# Written task:
Scan the entries below. List each line with "this".

☆ ☆ ☆ ☆ ☆

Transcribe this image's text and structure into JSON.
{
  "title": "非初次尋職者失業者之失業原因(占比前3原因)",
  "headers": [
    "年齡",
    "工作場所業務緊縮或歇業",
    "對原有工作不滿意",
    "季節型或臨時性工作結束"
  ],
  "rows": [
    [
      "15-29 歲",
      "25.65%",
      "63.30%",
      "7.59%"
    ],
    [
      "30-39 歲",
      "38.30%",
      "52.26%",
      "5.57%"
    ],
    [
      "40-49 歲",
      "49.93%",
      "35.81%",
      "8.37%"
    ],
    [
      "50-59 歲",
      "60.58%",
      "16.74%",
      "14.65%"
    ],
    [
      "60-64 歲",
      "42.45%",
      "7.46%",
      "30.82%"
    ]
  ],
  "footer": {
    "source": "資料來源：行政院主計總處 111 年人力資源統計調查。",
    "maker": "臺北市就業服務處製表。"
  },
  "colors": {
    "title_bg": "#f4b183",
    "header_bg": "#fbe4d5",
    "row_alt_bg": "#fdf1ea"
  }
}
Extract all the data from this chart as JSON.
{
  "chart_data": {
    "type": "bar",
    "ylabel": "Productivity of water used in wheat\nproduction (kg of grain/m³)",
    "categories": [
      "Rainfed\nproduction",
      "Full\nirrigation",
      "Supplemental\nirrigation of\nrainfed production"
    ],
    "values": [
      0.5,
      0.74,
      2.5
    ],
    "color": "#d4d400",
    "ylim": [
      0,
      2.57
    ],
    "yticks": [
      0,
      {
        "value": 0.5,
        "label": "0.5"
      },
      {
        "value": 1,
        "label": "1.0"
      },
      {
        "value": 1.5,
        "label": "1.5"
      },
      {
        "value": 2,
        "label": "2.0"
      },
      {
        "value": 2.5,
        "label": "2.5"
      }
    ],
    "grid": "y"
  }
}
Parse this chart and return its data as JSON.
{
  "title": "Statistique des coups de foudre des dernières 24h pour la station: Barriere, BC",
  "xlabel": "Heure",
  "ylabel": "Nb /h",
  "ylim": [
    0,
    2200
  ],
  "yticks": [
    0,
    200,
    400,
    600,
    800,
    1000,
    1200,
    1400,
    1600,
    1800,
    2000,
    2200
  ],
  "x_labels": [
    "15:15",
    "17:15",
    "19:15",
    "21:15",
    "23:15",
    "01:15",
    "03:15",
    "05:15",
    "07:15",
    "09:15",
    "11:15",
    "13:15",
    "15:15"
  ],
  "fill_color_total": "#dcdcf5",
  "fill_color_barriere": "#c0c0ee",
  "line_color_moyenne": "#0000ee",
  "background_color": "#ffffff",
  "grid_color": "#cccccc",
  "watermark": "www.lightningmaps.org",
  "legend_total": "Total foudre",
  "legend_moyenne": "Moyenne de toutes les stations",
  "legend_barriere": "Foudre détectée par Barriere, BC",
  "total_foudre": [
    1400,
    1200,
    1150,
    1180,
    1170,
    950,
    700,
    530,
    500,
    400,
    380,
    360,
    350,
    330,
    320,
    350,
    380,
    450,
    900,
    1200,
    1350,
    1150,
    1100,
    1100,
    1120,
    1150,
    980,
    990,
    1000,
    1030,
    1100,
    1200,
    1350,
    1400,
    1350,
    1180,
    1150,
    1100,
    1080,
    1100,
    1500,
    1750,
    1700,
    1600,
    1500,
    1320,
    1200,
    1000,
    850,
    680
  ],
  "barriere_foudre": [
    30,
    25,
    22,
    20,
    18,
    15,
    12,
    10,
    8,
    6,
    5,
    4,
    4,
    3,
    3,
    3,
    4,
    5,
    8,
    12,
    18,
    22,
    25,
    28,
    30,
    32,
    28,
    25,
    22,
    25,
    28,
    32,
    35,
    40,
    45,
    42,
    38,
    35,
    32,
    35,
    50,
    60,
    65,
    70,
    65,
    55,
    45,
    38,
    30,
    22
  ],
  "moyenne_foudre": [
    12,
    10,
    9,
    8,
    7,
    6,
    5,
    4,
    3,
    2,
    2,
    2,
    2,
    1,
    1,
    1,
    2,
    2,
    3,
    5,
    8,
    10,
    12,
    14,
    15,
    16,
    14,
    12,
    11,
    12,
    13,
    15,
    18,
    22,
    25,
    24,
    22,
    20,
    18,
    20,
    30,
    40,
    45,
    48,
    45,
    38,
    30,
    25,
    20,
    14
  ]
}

☆ ☆ ☆ ☆ ☆

# The response:
Transcribe this image's text and structure into JSON.
Extract all the data from this chart as JSON.
Parse this chart and return its data as JSON.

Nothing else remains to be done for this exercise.